## Entries provided:
──────────────────────────────

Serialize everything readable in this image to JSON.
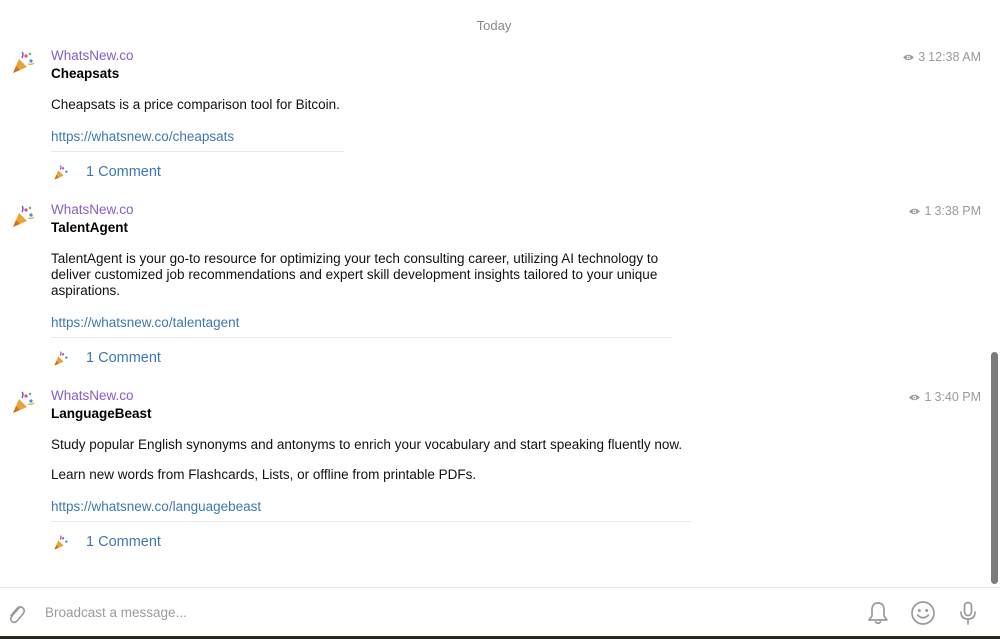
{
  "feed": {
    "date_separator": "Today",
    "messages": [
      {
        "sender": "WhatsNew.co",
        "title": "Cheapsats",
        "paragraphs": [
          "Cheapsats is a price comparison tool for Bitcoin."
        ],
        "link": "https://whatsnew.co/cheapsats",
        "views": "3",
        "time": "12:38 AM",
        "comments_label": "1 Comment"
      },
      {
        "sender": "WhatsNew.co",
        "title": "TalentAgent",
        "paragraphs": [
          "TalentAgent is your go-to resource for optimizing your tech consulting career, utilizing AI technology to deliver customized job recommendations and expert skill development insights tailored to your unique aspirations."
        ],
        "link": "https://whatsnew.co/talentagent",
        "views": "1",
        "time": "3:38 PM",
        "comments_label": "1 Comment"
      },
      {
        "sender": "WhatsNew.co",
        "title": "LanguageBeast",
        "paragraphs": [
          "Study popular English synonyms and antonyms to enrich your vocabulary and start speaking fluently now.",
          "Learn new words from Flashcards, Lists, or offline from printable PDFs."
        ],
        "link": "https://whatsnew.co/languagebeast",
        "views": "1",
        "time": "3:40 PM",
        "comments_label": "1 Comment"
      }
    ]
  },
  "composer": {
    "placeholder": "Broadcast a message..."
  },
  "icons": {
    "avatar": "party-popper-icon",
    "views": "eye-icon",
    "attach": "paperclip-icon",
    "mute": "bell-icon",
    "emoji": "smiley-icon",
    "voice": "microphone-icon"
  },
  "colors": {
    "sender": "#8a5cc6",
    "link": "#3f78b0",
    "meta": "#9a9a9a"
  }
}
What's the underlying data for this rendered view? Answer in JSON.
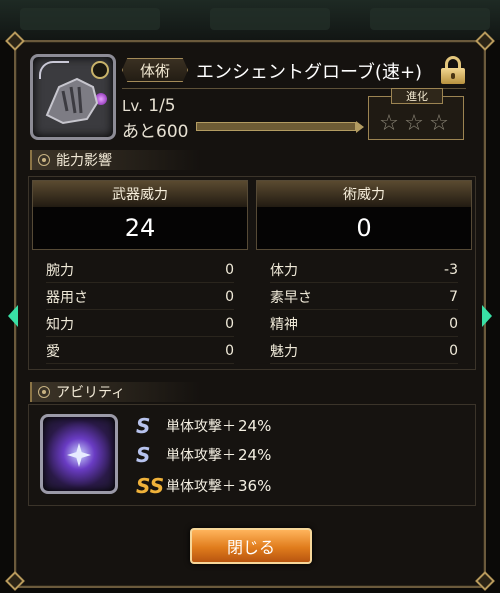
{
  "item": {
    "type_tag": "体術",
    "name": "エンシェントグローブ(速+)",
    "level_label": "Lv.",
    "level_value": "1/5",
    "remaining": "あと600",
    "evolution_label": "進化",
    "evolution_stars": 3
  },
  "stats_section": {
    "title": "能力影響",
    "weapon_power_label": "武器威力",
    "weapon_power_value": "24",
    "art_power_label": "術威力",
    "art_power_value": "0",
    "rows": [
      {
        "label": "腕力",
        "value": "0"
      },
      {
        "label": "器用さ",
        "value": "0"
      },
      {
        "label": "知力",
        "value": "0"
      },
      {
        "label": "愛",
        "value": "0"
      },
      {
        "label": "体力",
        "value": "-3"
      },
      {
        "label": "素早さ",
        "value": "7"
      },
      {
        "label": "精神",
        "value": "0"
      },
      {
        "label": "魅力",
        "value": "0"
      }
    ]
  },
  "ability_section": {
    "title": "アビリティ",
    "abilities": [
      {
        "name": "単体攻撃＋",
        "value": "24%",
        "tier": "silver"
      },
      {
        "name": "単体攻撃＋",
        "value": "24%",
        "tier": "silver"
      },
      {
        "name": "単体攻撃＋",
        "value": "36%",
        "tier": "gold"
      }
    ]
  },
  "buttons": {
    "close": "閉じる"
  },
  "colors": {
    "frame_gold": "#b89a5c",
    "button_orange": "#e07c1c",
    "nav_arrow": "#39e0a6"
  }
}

──────────────────────────────

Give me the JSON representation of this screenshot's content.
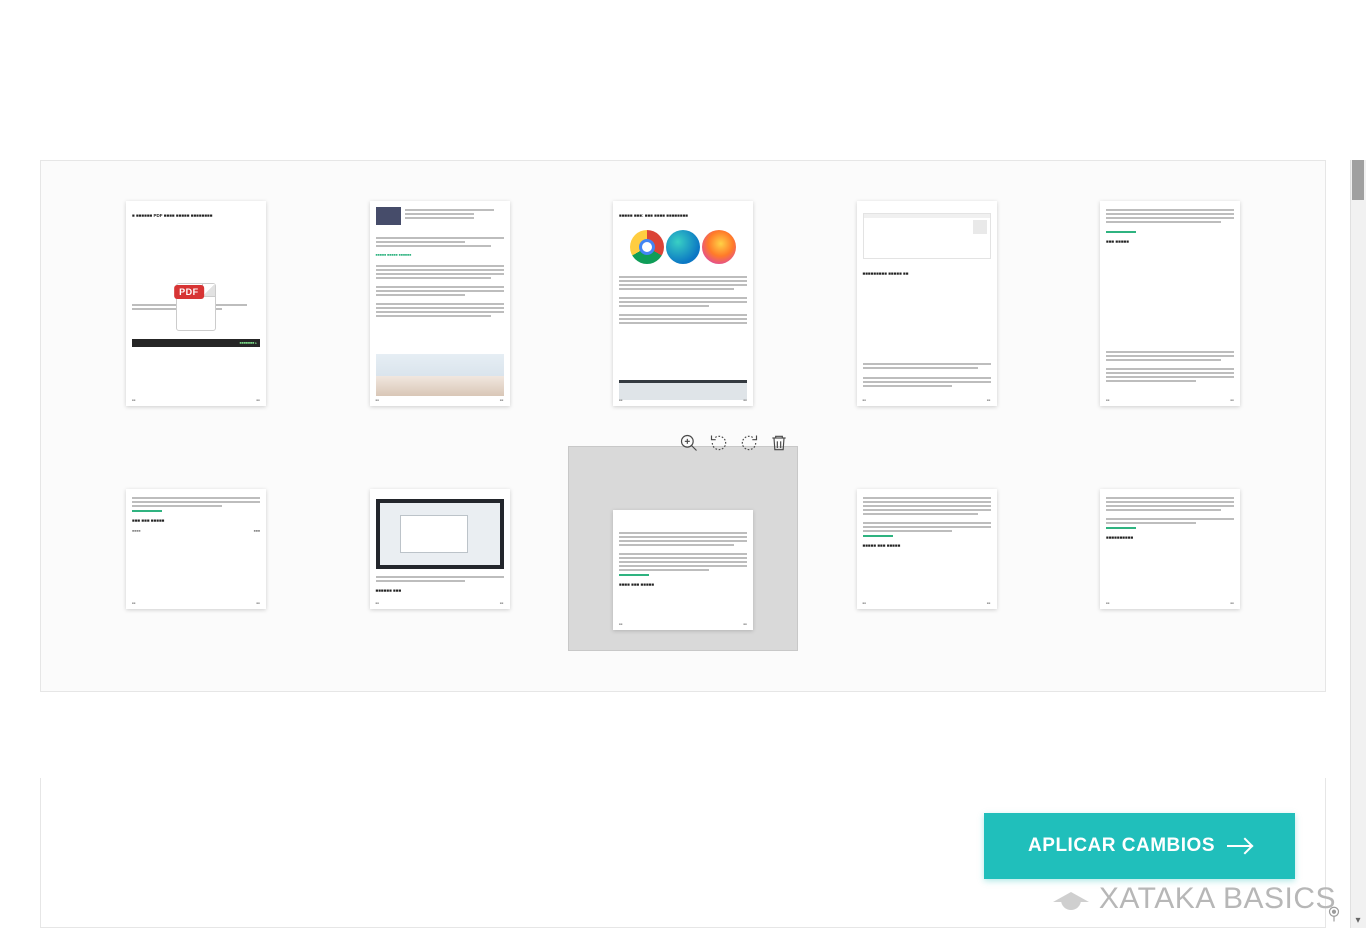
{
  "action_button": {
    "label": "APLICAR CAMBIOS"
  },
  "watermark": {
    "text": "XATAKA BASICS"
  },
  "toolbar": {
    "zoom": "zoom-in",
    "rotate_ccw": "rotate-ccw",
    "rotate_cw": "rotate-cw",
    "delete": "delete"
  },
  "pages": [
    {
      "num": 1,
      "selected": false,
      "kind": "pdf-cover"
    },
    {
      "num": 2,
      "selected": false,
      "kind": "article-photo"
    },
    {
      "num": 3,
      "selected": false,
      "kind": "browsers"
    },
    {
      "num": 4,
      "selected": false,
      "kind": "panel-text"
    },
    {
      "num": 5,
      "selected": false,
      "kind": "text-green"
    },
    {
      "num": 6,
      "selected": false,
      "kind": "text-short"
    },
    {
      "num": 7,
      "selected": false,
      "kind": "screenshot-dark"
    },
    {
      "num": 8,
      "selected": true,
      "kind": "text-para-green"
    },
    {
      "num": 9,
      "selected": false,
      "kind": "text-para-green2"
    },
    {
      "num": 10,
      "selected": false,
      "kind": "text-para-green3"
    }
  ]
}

──────────────────────────────

Only the number is wanted: how many lines in the preceding entries hold the string "JSON"?

## Answer to this task:
3